Stated task
Without the images, write out the whole listing exactly.

........

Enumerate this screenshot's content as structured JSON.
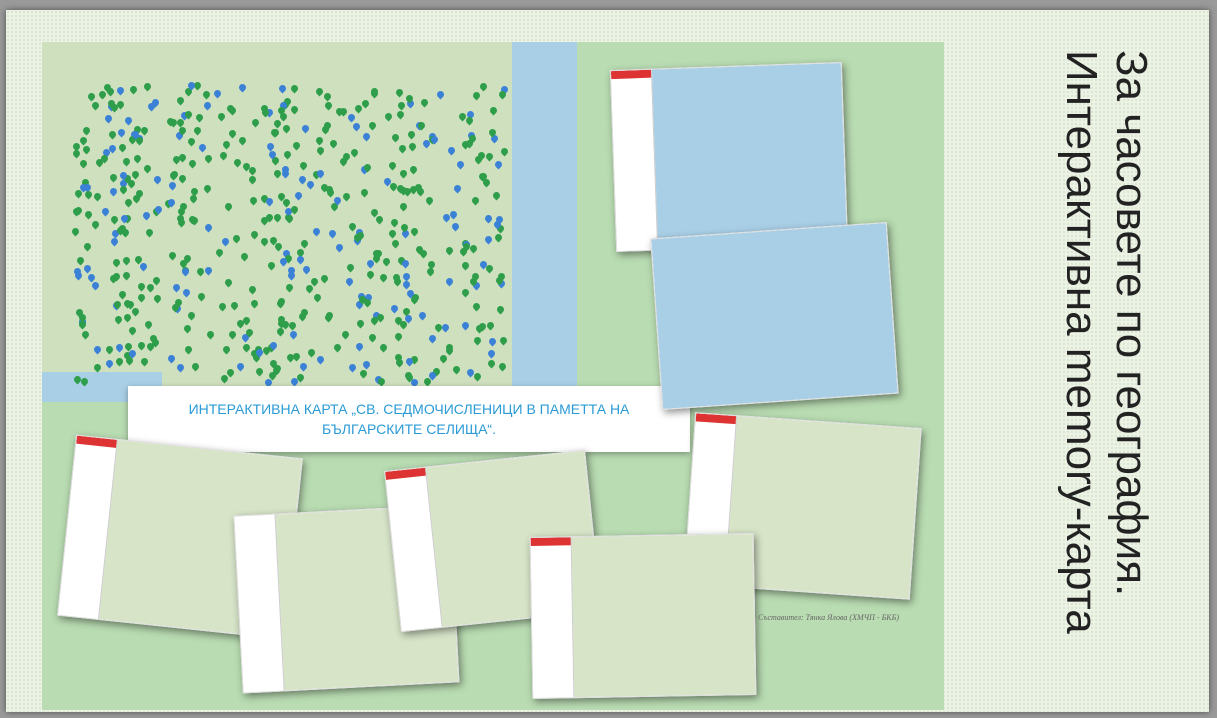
{
  "slide": {
    "title": "За часовете по география. Интерактивна memory-карта",
    "caption": "ИНТЕРАКТИВНА КАРТА „СВ. СЕДМОЧИСЛЕНИЦИ В ПАМЕТТА НА БЪЛГАРСКИТЕ СЕЛИЩА“.",
    "credit": "Съставител: Тянка Ялова (ХМЧП - БКБ)"
  },
  "colors": {
    "green_pin": "#2e9e4a",
    "blue_pin": "#3b82d6",
    "panel": "#b9dcb2",
    "caption_text": "#2a9bd6"
  }
}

........

Result of the exercise
Enumerate this screenshot's content as structured JSON.
{
  "slide": {
    "title": "За часовете по география. Интерактивна memory-карта",
    "caption": "ИНТЕРАКТИВНА КАРТА „СВ. СЕДМОЧИСЛЕНИЦИ В ПАМЕТТА НА БЪЛГАРСКИТЕ СЕЛИЩА“.",
    "credit": "Съставител: Тянка Ялова (ХМЧП - БКБ)"
  },
  "colors": {
    "green_pin": "#2e9e4a",
    "blue_pin": "#3b82d6",
    "panel": "#b9dcb2",
    "caption_text": "#2a9bd6"
  }
}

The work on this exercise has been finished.